DOKUMENTTEXT:
##############################

Ein Artikel in der Zeitschrift FOLKER vom Februar 2000
geschrieben von Ulrich Joosten

Zitat des Artikels

Ein Leben für die Drehleier Kurt Reichmann

Zu Besuch im Lißberger Musikinstrumentenmuseum
An einem grauen, nebligen Januartag besuchen wir den Maître-Luthier Kurt Reichmann in seiner Instrumentenbauerwerkstatt in einem Hinterhaus in der Frankfurter Glauburgstraße. Der Meister erwartet uns bereits, und als erstes gibt es natürlich eine Führung durch die Werkstatt.
Er ist ein großartiger Geschichte- und Geschichtenerzähler, der es versteht, seine Zuhörer in einen Bann zu ziehen, dem man sich schwerlich entziehen kann. Der gelernte Grafiker und Instrumentenbauer ist ein wandelndes Musik- und Kunsthistoriklexikon, übersprudelnd vor Ideen, Konzepten, historischen Fakten und Fabuliertem, aber immer besessen von dem einen Generalthema, das ihn seit seiner ersten Begegnung mit diesem Instrument nicht wieder los­gelassen hat: der Drehleier. 60 Jahre wird er im kommenden Mai und strotzt vor Vitalität und Tatendrang. So kennt und liebt man ihn in der deutschen Bordunszene, als eine der schillerndsten und sicher polarisierendsten Per­sönlichkeiten. Der Mann hat eine Aufgabe, eine Vision, und der geht er unbe­irrbar nach.
Von Ulrich Joosten

Er war einer der ersten, der die Drehleier in Deutschland wiederbelebte, sie nachbaute, vom Staub der Jahrhunderte befreite und dem Instrument europa-, ja, weltweit zu neuem An­sehen verhalf. Zu diesem Zweck greift Reichmann auch schon mal zu drastischen Maß­nahmen: So ließ er einen Feuerwehrwagen auffahren, um über die Leiter das bekannte Relief eines Organistrums (frühe Form der Drehleier) über dem Portal der Wallfahrtskirche in Santiago de Compostela vermessen zu können. Er investierte fünf Jahre Forschungs- und Entwicklungsarbeit, um das 1575 vom Nürnberger Sebaldskirchen-Kantor Hans Haiden ent­wickelte „Nürnbergisch Geigenwerk“ (von außen ein Cembalo, das im Innern fünf von einer Klaviertastatur bediente Drehleiern enthält) rekonstruieren und einer staunenden Weltöffent­lichkeit vorführen zu können. Vom besagten Organistrum über die Kastenleier „Symphonia“ des Mittelalters und die technisch hochkomplizierte Orgelleier bis zum Geigenwerk hat er so ziemlich alles nachgebaut und rekonstruiert, was es jemals in der Instrumentenfamilie der Drehleier gegeben hat. Sein jüngster Streich ist eine eigene Weiterentwicklung, eine Leier mit zwei gleichzeitig laufenden Rädern und zwei Klaviaturen (Tenor und Alt).

##############################

DATENAUSZUG:

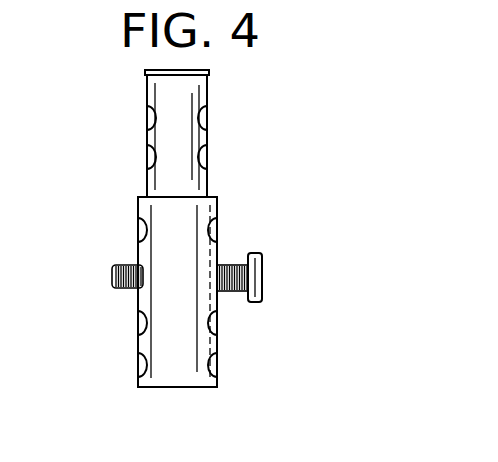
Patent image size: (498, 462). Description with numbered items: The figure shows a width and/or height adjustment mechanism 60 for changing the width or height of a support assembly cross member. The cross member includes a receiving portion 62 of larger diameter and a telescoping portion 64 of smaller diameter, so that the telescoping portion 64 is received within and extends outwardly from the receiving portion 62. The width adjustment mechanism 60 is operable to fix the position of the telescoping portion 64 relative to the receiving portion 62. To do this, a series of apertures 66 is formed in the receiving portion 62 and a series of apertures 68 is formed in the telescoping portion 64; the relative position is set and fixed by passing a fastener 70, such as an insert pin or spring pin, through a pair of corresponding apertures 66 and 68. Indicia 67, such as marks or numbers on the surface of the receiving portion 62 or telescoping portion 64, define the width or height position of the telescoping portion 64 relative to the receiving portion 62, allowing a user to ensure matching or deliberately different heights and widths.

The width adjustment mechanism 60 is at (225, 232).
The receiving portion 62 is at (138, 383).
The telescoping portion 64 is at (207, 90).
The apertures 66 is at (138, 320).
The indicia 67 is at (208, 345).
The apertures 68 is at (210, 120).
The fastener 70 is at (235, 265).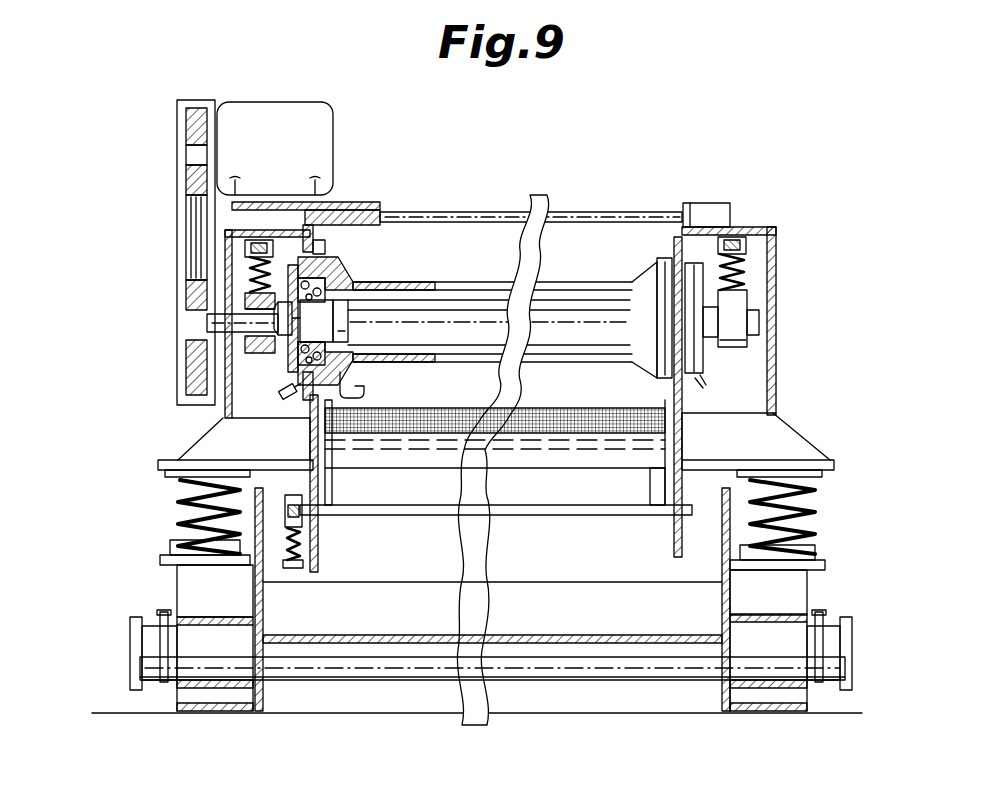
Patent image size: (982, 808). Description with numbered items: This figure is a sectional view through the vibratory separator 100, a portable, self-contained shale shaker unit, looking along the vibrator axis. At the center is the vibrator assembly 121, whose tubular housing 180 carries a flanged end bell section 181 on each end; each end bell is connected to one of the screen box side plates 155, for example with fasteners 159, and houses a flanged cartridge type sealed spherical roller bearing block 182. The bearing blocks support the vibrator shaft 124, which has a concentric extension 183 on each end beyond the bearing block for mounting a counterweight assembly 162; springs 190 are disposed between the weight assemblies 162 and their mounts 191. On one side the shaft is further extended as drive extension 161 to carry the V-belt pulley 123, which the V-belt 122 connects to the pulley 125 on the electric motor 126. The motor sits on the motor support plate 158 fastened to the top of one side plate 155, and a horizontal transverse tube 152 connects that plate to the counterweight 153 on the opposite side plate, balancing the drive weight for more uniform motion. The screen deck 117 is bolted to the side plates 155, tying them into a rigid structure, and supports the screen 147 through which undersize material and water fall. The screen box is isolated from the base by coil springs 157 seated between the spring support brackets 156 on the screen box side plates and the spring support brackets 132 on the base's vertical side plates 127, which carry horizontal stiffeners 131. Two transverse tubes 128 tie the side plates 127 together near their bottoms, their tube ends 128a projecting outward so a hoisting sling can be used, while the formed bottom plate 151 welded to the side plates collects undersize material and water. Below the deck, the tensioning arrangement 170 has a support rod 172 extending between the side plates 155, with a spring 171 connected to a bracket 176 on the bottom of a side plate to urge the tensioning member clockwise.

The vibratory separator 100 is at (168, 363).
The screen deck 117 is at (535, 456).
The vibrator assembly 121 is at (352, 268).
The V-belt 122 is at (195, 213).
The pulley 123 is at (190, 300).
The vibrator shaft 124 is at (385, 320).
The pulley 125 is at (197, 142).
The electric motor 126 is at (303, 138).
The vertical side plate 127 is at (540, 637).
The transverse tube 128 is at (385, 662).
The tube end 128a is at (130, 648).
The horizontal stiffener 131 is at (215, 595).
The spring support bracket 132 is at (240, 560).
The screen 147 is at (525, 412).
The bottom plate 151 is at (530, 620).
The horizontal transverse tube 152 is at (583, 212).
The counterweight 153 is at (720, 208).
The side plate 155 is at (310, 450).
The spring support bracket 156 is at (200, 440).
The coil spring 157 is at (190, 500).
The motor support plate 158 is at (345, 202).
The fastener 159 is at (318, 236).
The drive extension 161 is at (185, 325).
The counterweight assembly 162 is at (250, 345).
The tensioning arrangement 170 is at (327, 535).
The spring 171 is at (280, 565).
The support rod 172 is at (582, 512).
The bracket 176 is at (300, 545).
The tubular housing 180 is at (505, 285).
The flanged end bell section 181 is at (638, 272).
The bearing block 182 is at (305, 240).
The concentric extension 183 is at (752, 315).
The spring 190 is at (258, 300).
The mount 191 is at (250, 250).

##############################

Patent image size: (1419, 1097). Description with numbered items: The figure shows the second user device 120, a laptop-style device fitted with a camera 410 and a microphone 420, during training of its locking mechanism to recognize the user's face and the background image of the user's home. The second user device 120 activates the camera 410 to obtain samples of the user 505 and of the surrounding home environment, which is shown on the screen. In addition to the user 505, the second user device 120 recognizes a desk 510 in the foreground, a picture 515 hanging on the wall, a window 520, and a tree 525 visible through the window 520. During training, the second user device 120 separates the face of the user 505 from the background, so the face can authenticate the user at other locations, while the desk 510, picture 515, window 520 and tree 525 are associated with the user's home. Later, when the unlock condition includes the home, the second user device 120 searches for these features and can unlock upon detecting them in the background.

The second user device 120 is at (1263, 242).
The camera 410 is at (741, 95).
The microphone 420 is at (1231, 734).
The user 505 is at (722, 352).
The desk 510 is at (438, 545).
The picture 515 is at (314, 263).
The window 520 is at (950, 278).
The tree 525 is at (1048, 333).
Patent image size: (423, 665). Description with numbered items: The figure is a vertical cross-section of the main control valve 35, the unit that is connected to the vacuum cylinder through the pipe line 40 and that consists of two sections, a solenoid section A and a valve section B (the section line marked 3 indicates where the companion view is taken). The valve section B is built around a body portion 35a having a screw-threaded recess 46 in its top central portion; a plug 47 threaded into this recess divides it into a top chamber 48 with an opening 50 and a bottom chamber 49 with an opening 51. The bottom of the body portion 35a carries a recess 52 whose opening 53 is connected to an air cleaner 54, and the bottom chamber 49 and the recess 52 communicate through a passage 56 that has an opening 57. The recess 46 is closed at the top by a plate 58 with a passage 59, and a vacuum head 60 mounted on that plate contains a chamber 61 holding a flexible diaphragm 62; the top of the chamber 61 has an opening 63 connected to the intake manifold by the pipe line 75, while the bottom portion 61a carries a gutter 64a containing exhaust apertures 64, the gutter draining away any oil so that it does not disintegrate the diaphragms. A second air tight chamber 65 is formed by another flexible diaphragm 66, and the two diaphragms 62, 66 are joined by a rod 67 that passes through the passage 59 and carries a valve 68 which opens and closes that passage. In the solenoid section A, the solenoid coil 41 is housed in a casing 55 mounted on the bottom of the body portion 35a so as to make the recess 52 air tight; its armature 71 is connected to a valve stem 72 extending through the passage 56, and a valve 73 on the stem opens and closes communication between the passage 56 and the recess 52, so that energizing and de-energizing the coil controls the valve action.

##############################

AUFGABE: Fasse den Absatz „Er war einer der ersten, der die Drehleier …“ aus dem Artikel über Kurt Reichmann als Stichpunktliste zusammen. Die wichtigsten Angaben sollen erhalten bleiben.

LÖSUNG:
- Reichmann gehörte zu den Ersten, die die Drehleier in Deutschland wiederbelebten und nachbauten. Er verhalf ihr weltweit zu neuem Ansehen.
- Er ließ einen Feuerwehrwagen auffahren, um über dessen Leiter das Relief eines Organistrums (frühe Form der Drehleier) über dem Portal der Wallfahrtskirche in Santiago de Compostela zu vermessen.
- Fünf Jahre Forschung und Entwicklung investierte er in die Rekonstruktion des „Nürnbergisch Geigenwerks“. Der Nürnberger Kantor Hans Haiden hatte es 1575 entwickelt: ein Cembalo mit fünf Drehleiern, die über eine Klaviertastatur bedient werden.
- Er hat nahezu alle Instrumente der Drehleierfamilie nachgebaut, vom Organistrum über die mittelalterliche Kastenleier „Symphonia“ und die Orgelleier bis zum Geigenwerk.
- Seine neueste Entwicklung ist eine Leier mit zwei gleichzeitig laufenden Rädern und zwei Klaviaturen (Tenor und Alt).